[Data excerpts]
-- start --

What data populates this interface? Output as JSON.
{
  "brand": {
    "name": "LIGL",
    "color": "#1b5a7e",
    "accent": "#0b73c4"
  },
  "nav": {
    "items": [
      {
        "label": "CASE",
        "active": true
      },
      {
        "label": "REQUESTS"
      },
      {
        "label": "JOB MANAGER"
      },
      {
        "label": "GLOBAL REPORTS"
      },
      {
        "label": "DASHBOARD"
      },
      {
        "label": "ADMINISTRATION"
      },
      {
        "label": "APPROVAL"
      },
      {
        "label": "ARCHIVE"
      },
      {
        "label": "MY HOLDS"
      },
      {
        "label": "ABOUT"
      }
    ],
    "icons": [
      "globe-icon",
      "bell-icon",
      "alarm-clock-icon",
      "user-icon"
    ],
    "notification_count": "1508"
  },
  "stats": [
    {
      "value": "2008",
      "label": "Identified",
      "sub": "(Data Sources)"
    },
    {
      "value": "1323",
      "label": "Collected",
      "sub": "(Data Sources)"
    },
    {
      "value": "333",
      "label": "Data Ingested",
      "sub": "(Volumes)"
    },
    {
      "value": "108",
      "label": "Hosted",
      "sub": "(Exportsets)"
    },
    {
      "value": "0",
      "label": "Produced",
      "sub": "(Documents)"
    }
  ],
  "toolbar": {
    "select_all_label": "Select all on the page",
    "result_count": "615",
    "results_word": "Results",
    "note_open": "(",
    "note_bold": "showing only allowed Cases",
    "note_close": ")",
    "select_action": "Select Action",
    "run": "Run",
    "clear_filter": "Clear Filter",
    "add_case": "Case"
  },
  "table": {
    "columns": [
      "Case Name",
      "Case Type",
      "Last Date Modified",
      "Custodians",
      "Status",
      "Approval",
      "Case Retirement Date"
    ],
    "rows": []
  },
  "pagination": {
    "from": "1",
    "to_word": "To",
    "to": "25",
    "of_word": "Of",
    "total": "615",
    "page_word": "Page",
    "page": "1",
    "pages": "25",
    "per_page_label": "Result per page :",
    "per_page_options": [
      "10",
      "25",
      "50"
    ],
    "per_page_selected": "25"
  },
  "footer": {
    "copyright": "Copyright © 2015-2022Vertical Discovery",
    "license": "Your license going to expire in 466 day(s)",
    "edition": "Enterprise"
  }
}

-- end --

TASK DESCRIPTION :: From the data above, copy each line that has the string "Date".

FINISHED EXERCISE ::
      "Last Date Modified",
      "Case Retirement Date"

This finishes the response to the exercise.